◆ **CHALLENGE**: Would you return all of this data exactly, leaving nothing out?

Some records
>>>>
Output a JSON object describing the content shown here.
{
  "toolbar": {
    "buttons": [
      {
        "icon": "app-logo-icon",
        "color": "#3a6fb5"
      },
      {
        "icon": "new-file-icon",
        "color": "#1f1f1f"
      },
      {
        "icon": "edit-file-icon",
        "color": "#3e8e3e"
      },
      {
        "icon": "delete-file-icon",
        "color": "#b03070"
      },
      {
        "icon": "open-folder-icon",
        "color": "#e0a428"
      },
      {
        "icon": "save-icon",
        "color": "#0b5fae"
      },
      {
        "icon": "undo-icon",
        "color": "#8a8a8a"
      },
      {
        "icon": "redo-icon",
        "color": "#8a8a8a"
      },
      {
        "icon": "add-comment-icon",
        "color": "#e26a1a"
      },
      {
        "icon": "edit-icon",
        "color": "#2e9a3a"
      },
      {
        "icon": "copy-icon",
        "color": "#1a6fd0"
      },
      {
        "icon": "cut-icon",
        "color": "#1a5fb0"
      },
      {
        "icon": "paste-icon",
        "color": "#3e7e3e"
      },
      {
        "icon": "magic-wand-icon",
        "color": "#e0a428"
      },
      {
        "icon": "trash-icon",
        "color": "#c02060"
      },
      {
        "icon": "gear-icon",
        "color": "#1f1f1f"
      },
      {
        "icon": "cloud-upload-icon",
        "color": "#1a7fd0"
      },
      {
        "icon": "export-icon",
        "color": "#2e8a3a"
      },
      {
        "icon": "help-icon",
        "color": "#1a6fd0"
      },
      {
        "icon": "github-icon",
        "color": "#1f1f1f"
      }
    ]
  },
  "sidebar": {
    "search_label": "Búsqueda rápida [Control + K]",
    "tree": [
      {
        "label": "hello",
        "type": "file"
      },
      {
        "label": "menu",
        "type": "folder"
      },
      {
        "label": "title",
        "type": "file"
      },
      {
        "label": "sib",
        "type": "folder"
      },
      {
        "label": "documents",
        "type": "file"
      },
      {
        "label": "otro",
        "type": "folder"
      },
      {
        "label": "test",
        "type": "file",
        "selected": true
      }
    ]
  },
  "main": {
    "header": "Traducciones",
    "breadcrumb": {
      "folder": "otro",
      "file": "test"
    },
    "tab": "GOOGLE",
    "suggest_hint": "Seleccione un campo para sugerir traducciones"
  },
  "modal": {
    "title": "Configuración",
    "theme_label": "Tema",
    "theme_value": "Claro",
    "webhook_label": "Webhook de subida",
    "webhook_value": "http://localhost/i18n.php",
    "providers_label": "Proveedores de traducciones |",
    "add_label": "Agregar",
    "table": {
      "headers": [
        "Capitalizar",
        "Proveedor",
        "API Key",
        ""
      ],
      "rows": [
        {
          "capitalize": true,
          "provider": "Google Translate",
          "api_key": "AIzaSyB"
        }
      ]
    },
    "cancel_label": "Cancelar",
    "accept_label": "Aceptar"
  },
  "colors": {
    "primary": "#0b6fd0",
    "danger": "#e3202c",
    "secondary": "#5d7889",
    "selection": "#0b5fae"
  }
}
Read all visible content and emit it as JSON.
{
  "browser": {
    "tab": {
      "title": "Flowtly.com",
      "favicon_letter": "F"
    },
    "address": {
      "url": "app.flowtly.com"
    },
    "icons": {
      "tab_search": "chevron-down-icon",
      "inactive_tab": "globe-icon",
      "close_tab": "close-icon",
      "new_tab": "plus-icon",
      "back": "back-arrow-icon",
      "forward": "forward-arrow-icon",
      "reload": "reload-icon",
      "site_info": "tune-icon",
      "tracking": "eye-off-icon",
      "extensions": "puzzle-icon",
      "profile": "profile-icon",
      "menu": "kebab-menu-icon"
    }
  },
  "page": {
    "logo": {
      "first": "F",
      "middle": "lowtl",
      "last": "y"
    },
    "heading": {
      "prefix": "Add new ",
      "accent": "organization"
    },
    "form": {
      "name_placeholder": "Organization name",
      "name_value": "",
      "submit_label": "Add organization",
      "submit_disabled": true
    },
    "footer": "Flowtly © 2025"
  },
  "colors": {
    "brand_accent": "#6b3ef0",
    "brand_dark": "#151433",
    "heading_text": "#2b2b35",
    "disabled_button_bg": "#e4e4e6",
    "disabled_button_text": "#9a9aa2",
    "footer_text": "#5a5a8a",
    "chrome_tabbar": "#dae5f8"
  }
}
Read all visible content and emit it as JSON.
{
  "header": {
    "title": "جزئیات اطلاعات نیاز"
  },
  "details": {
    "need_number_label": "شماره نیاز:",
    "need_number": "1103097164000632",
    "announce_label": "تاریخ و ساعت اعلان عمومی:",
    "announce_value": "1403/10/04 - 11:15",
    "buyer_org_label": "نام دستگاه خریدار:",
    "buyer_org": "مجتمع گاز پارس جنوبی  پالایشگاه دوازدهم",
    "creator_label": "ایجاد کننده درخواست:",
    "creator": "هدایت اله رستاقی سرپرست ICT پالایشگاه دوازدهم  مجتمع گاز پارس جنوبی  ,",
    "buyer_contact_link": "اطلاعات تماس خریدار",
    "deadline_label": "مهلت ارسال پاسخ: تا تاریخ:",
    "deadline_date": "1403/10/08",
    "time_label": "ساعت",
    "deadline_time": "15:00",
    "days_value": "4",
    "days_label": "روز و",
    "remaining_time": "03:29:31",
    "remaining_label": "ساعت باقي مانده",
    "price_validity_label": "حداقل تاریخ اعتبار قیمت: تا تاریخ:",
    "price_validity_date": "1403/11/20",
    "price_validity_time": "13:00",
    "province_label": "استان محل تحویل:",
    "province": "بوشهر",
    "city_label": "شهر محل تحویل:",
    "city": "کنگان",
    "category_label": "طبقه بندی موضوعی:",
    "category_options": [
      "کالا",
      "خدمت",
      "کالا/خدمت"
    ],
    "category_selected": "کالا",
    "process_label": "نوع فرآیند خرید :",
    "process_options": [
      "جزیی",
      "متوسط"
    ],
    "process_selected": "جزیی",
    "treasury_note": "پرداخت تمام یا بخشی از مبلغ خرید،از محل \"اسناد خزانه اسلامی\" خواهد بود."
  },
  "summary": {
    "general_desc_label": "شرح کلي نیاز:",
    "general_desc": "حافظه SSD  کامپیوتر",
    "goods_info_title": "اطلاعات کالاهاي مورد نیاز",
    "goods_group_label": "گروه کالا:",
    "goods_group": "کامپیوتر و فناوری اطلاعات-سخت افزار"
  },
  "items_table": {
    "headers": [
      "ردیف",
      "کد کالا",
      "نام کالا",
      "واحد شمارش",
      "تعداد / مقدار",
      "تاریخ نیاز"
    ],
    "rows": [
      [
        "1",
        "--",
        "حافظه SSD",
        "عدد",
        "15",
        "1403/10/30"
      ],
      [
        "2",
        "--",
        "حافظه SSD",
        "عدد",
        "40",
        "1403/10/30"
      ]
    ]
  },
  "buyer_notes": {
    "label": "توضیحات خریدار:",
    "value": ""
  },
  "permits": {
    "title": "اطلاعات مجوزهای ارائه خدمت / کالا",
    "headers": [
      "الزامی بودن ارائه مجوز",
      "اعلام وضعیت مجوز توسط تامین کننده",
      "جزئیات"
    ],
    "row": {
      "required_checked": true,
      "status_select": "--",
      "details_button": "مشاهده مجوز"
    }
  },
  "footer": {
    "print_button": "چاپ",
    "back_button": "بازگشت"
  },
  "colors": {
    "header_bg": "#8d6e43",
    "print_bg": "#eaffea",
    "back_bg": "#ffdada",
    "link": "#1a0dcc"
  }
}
<<<<
◆ **PROBLEM SOLUTION**:
Output a JSON object describing the content shown here.
{
  "toolbar": {
    "buttons": [
      {
        "icon": "app-logo-icon",
        "color": "#3a6fb5"
      },
      {
        "icon": "new-file-icon",
        "color": "#1f1f1f"
      },
      {
        "icon": "edit-file-icon",
        "color": "#3e8e3e"
      },
      {
        "icon": "delete-file-icon",
        "color": "#b03070"
      },
      {
        "icon": "open-folder-icon",
        "color": "#e0a428"
      },
      {
        "icon": "save-icon",
        "color": "#0b5fae"
      },
      {
        "icon": "undo-icon",
        "color": "#8a8a8a"
      },
      {
        "icon": "redo-icon",
        "color": "#8a8a8a"
      },
      {
        "icon": "add-comment-icon",
        "color": "#e26a1a"
      },
      {
        "icon": "edit-icon",
        "color": "#2e9a3a"
      },
      {
        "icon": "copy-icon",
        "color": "#1a6fd0"
      },
      {
        "icon": "cut-icon",
        "color": "#1a5fb0"
      },
      {
        "icon": "paste-icon",
        "color": "#3e7e3e"
      },
      {
        "icon": "magic-wand-icon",
        "color": "#e0a428"
      },
      {
        "icon": "trash-icon",
        "color": "#c02060"
      },
      {
        "icon": "gear-icon",
        "color": "#1f1f1f"
      },
      {
        "icon": "cloud-upload-icon",
        "color": "#1a7fd0"
      },
      {
        "icon": "export-icon",
        "color": "#2e8a3a"
      },
      {
        "icon": "help-icon",
        "color": "#1a6fd0"
      },
      {
        "icon": "github-icon",
        "color": "#1f1f1f"
      }
    ]
  },
  "sidebar": {
    "search_label": "Búsqueda rápida [Control + K]",
    "tree": [
      {
        "label": "hello",
        "type": "file"
      },
      {
        "label": "menu",
        "type": "folder"
      },
      {
        "label": "title",
        "type": "file"
      },
      {
        "label": "sib",
        "type": "folder"
      },
      {
        "label": "documents",
        "type": "file"
      },
      {
        "label": "otro",
        "type": "folder"
      },
      {
        "label": "test",
        "type": "file",
        "selected": true
      }
    ]
  },
  "main": {
    "header": "Traducciones",
    "breadcrumb": {
      "folder": "otro",
      "file": "test"
    },
    "tab": "GOOGLE",
    "suggest_hint": "Seleccione un campo para sugerir traducciones"
  },
  "modal": {
    "title": "Configuración",
    "theme_label": "Tema",
    "theme_value": "Claro",
    "webhook_label": "Webhook de subida",
    "webhook_value": "http://localhost/i18n.php",
    "providers_label": "Proveedores de traducciones |",
    "add_label": "Agregar",
    "table": {
      "headers": [
        "Capitalizar",
        "Proveedor",
        "API Key",
        ""
      ],
      "rows": [
        {
          "capitalize": true,
          "provider": "Google Translate",
          "api_key": "AIzaSyB"
        }
      ]
    },
    "cancel_label": "Cancelar",
    "accept_label": "Aceptar"
  },
  "colors": {
    "primary": "#0b6fd0",
    "danger": "#e3202c",
    "secondary": "#5d7889",
    "selection": "#0b5fae"
  }
}
Read all visible content and emit it as JSON.
{
  "browser": {
    "tab": {
      "title": "Flowtly.com",
      "favicon_letter": "F"
    },
    "address": {
      "url": "app.flowtly.com"
    },
    "icons": {
      "tab_search": "chevron-down-icon",
      "inactive_tab": "globe-icon",
      "close_tab": "close-icon",
      "new_tab": "plus-icon",
      "back": "back-arrow-icon",
      "forward": "forward-arrow-icon",
      "reload": "reload-icon",
      "site_info": "tune-icon",
      "tracking": "eye-off-icon",
      "extensions": "puzzle-icon",
      "profile": "profile-icon",
      "menu": "kebab-menu-icon"
    }
  },
  "page": {
    "logo": {
      "first": "F",
      "middle": "lowtl",
      "last": "y"
    },
    "heading": {
      "prefix": "Add new ",
      "accent": "organization"
    },
    "form": {
      "name_placeholder": "Organization name",
      "name_value": "",
      "submit_label": "Add organization",
      "submit_disabled": true
    },
    "footer": "Flowtly © 2025"
  },
  "colors": {
    "brand_accent": "#6b3ef0",
    "brand_dark": "#151433",
    "heading_text": "#2b2b35",
    "disabled_button_bg": "#e4e4e6",
    "disabled_button_text": "#9a9aa2",
    "footer_text": "#5a5a8a",
    "chrome_tabbar": "#dae5f8"
  }
}
Read all visible content and emit it as JSON.
{
  "header": {
    "title": "جزئیات اطلاعات نیاز"
  },
  "details": {
    "need_number_label": "شماره نیاز:",
    "need_number": "1103097164000632",
    "announce_label": "تاریخ و ساعت اعلان عمومی:",
    "announce_value": "1403/10/04 - 11:15",
    "buyer_org_label": "نام دستگاه خریدار:",
    "buyer_org": "مجتمع گاز پارس جنوبی  پالایشگاه دوازدهم",
    "creator_label": "ایجاد کننده درخواست:",
    "creator": "هدایت اله رستاقی سرپرست ICT پالایشگاه دوازدهم  مجتمع گاز پارس جنوبی  ,",
    "buyer_contact_link": "اطلاعات تماس خریدار",
    "deadline_label": "مهلت ارسال پاسخ: تا تاریخ:",
    "deadline_date": "1403/10/08",
    "time_label": "ساعت",
    "deadline_time": "15:00",
    "days_value": "4",
    "days_label": "روز و",
    "remaining_time": "03:29:31",
    "remaining_label": "ساعت باقي مانده",
    "price_validity_label": "حداقل تاریخ اعتبار قیمت: تا تاریخ:",
    "price_validity_date": "1403/11/20",
    "price_validity_time": "13:00",
    "province_label": "استان محل تحویل:",
    "province": "بوشهر",
    "city_label": "شهر محل تحویل:",
    "city": "کنگان",
    "category_label": "طبقه بندی موضوعی:",
    "category_options": [
      "کالا",
      "خدمت",
      "کالا/خدمت"
    ],
    "category_selected": "کالا",
    "process_label": "نوع فرآیند خرید :",
    "process_options": [
      "جزیی",
      "متوسط"
    ],
    "process_selected": "جزیی",
    "treasury_note": "پرداخت تمام یا بخشی از مبلغ خرید،از محل \"اسناد خزانه اسلامی\" خواهد بود."
  },
  "summary": {
    "general_desc_label": "شرح کلي نیاز:",
    "general_desc": "حافظه SSD  کامپیوتر",
    "goods_info_title": "اطلاعات کالاهاي مورد نیاز",
    "goods_group_label": "گروه کالا:",
    "goods_group": "کامپیوتر و فناوری اطلاعات-سخت افزار"
  },
  "items_table": {
    "headers": [
      "ردیف",
      "کد کالا",
      "نام کالا",
      "واحد شمارش",
      "تعداد / مقدار",
      "تاریخ نیاز"
    ],
    "rows": [
      [
        "1",
        "--",
        "حافظه SSD",
        "عدد",
        "15",
        "1403/10/30"
      ],
      [
        "2",
        "--",
        "حافظه SSD",
        "عدد",
        "40",
        "1403/10/30"
      ]
    ]
  },
  "buyer_notes": {
    "label": "توضیحات خریدار:",
    "value": ""
  },
  "permits": {
    "title": "اطلاعات مجوزهای ارائه خدمت / کالا",
    "headers": [
      "الزامی بودن ارائه مجوز",
      "اعلام وضعیت مجوز توسط تامین کننده",
      "جزئیات"
    ],
    "row": {
      "required_checked": true,
      "status_select": "--",
      "details_button": "مشاهده مجوز"
    }
  },
  "footer": {
    "print_button": "چاپ",
    "back_button": "بازگشت"
  },
  "colors": {
    "header_bg": "#8d6e43",
    "print_bg": "#eaffea",
    "back_bg": "#ffdada",
    "link": "#1a0dcc"
  }
}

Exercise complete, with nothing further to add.